EXERCISE TASK: Look through the records that follow. Copy every line containing the word "Recruitment".

MATERIAL SHOWN:
▬▬▬▬▬▬
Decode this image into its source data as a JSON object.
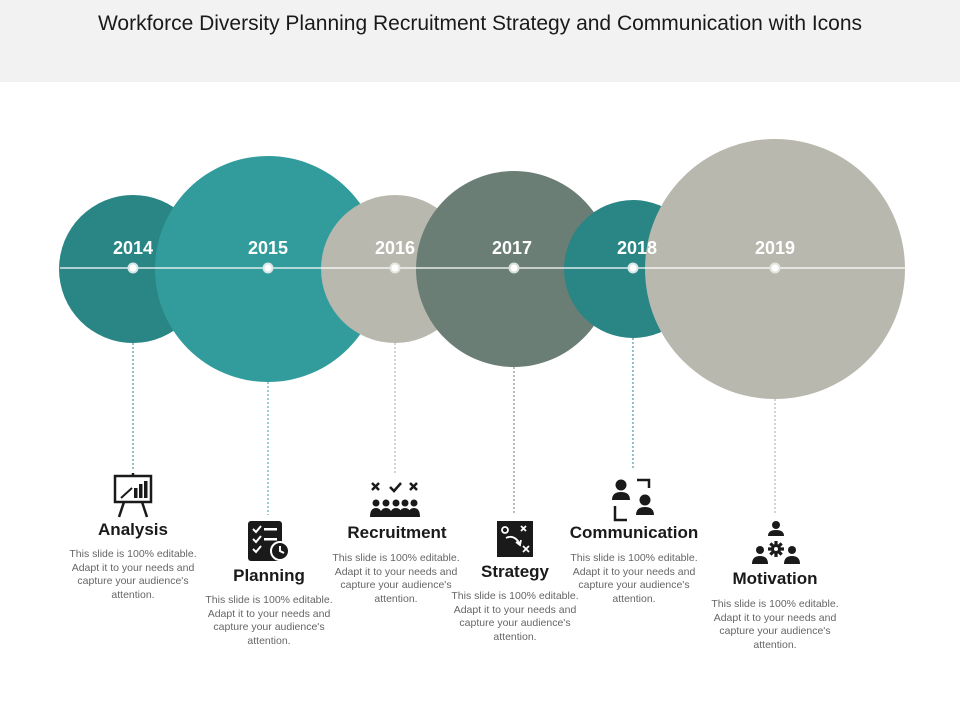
{
  "title": "Workforce Diversity Planning Recruitment Strategy and Communication with Icons",
  "colors": {
    "teal_dark": "#2a8585",
    "teal": "#329c9c",
    "gray_light": "#b8b8ae",
    "gray_green": "#6a7e76",
    "line": "#ffffff",
    "text_desc": "#666666"
  },
  "milestones": [
    {
      "year": "2014",
      "label": "Analysis",
      "description": "This slide is 100% editable. Adapt it to your needs and capture your audience's attention.",
      "icon": "presentation-chart-icon"
    },
    {
      "year": "2015",
      "label": "Planning",
      "description": "This slide is 100% editable. Adapt it to your needs and capture your audience's attention.",
      "icon": "checklist-clock-icon"
    },
    {
      "year": "2016",
      "label": "Recruitment",
      "description": "This slide is 100% editable. Adapt it to your needs and capture your audience's attention.",
      "icon": "candidates-selection-icon"
    },
    {
      "year": "2017",
      "label": "Strategy",
      "description": "This slide is 100% editable. Adapt it to your needs and capture your audience's attention.",
      "icon": "strategy-board-icon"
    },
    {
      "year": "2018",
      "label": "Communication",
      "description": "This slide is 100% editable. Adapt it to your needs and capture your audience's attention.",
      "icon": "people-talking-icon"
    },
    {
      "year": "2019",
      "label": "Motivation",
      "description": "This slide is 100% editable. Adapt it to your needs and capture your audience's attention.",
      "icon": "team-gear-icon"
    }
  ]
}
▬▬▬▬▬▬
WRITTEN REPLY:
  "title": "Workforce Diversity Planning Recruitment Strategy and Communication with Icons",
      "label": "Recruitment",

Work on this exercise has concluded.